What the exercise asks: Exact wording is required: transcribe all the entries and leave the images out.

Segment Start: Recorded information

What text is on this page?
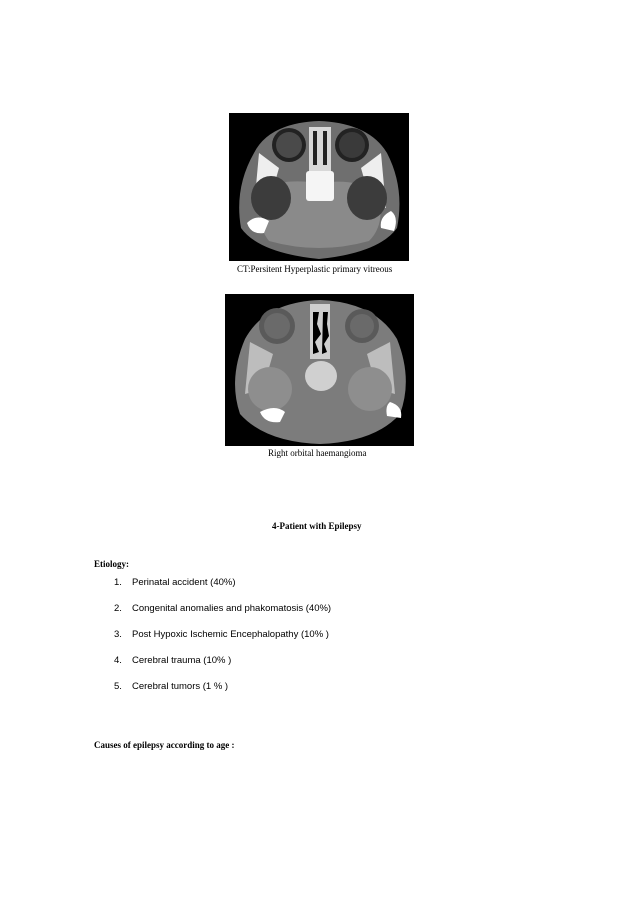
CT:Persitent Hyperplastic primary vitreous
Right orbital haemangioma
4-Patient with Epilepsy
Etiology:
1. Perinatal accident (40%)
2. Congenital anomalies and phakomatosis (40%)
3. Post Hypoxic Ischemic Encephalopathy (10% )
4. Cerebral trauma (10% )
5. Cerebral tumors (1 % )
Causes of epilepsy according to age :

Segment End: Recorded information

Reply to the exercise:
What text is on this page?
CT:Persitent Hyperplastic primary vitreous
Right orbital haemangioma
4-Patient with Epilepsy
Etiology:
1. Perinatal accident (40%)
2. Congenital anomalies and phakomatosis (40%)
3. Post Hypoxic Ischemic Encephalopathy (10% )
4. Cerebral trauma (10% )
5. Cerebral tumors (1 % )
Causes of epilepsy according to age :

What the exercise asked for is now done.